▶ [Aim]
Extract each line holding the word "Angle" from the entries.

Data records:

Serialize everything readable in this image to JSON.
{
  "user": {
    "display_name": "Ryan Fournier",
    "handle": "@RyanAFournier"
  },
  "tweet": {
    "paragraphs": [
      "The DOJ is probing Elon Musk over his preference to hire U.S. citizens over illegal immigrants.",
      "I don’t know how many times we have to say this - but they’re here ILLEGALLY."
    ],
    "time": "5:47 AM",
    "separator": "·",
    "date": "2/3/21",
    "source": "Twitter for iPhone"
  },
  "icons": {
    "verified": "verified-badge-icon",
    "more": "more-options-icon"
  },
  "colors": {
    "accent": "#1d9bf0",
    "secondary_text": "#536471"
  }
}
---
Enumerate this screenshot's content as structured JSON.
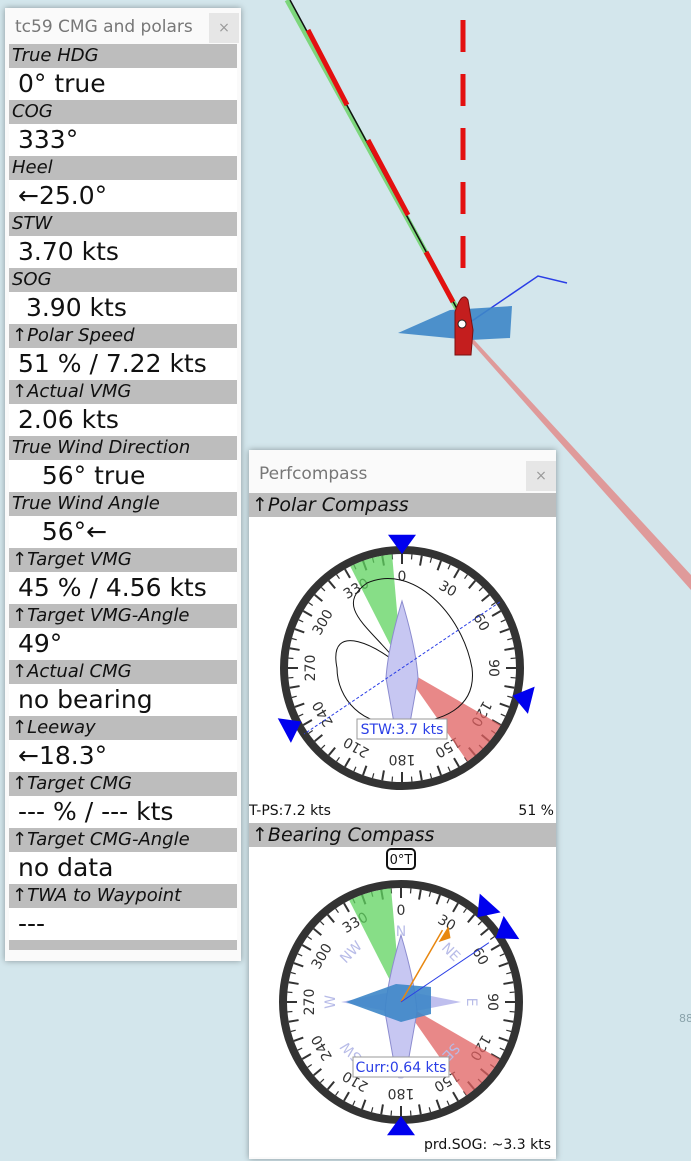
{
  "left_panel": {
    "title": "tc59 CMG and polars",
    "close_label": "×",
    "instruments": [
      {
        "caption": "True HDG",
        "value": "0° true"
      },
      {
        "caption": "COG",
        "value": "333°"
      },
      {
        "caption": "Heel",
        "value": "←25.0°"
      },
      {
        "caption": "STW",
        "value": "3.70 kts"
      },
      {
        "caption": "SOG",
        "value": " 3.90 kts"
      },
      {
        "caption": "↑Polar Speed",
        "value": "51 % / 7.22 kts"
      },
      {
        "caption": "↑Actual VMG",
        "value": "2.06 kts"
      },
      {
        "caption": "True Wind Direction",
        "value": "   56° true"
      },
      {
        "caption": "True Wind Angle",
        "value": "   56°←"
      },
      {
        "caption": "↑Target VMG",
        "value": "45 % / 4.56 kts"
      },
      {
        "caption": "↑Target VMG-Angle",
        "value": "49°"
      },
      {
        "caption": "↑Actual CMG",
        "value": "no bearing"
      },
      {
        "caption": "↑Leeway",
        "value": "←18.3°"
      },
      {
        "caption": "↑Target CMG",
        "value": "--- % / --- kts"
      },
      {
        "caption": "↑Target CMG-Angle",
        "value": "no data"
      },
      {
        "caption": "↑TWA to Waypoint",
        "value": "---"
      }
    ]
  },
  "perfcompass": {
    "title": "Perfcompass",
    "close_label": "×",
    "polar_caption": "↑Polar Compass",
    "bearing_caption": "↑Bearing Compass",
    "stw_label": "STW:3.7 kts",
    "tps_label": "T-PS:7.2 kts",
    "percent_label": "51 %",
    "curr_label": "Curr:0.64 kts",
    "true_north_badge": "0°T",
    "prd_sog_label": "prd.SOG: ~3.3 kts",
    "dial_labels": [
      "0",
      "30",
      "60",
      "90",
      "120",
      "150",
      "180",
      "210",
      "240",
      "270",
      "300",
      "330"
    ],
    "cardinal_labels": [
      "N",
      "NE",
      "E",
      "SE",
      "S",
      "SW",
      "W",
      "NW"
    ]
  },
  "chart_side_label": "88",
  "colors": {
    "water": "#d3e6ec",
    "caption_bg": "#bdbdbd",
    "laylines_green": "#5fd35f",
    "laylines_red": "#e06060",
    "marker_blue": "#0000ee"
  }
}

▶ [Response below]
        "caption": "True Wind Angle",
        "caption": "↑Target VMG-Angle",
        "caption": "↑Target CMG-Angle",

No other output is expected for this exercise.